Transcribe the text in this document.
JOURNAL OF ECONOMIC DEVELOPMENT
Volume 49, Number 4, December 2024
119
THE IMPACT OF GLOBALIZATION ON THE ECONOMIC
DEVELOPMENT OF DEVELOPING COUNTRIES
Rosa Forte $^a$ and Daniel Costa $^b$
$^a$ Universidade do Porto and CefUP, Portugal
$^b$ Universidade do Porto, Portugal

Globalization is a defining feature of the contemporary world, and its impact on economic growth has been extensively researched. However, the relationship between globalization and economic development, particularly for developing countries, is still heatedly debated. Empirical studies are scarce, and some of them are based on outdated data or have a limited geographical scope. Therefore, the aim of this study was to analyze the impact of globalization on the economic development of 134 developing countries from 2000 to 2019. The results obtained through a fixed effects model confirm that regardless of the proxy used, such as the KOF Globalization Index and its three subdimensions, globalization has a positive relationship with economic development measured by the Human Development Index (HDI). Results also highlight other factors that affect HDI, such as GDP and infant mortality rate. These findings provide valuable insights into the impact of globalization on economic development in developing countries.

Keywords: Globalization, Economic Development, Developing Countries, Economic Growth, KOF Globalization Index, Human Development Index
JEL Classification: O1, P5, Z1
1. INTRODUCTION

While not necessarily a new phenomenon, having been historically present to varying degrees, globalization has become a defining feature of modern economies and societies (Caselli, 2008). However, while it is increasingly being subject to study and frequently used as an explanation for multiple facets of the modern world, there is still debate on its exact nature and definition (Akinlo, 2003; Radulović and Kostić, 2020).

⁂

▶ Do this: Write out every record verbatim.

▶ Task answer:
Transcribe the text in this document.
JOURNAL OF ECONOMIC DEVELOPMENT
Volume 49, Number 4, December 2024
119
THE IMPACT OF GLOBALIZATION ON THE ECONOMIC
DEVELOPMENT OF DEVELOPING COUNTRIES
Rosa Forte $^a$ and Daniel Costa $^b$
$^a$ Universidade do Porto and CefUP, Portugal
$^b$ Universidade do Porto, Portugal

Globalization is a defining feature of the contemporary world, and its impact on economic growth has been extensively researched. However, the relationship between globalization and economic development, particularly for developing countries, is still heatedly debated. Empirical studies are scarce, and some of them are based on outdated data or have a limited geographical scope. Therefore, the aim of this study was to analyze the impact of globalization on the economic development of 134 developing countries from 2000 to 2019. The results obtained through a fixed effects model confirm that regardless of the proxy used, such as the KOF Globalization Index and its three subdimensions, globalization has a positive relationship with economic development measured by the Human Development Index (HDI). Results also highlight other factors that affect HDI, such as GDP and infant mortality rate. These findings provide valuable insights into the impact of globalization on economic development in developing countries.

Keywords: Globalization, Economic Development, Developing Countries, Economic Growth, KOF Globalization Index, Human Development Index
JEL Classification: O1, P5, Z1
1. INTRODUCTION

While not necessarily a new phenomenon, having been historically present to varying degrees, globalization has become a defining feature of modern economies and societies (Caselli, 2008). However, while it is increasingly being subject to study and frequently used as an explanation for multiple facets of the modern world, there is still debate on its exact nature and definition (Akinlo, 2003; Radulović and Kostić, 2020).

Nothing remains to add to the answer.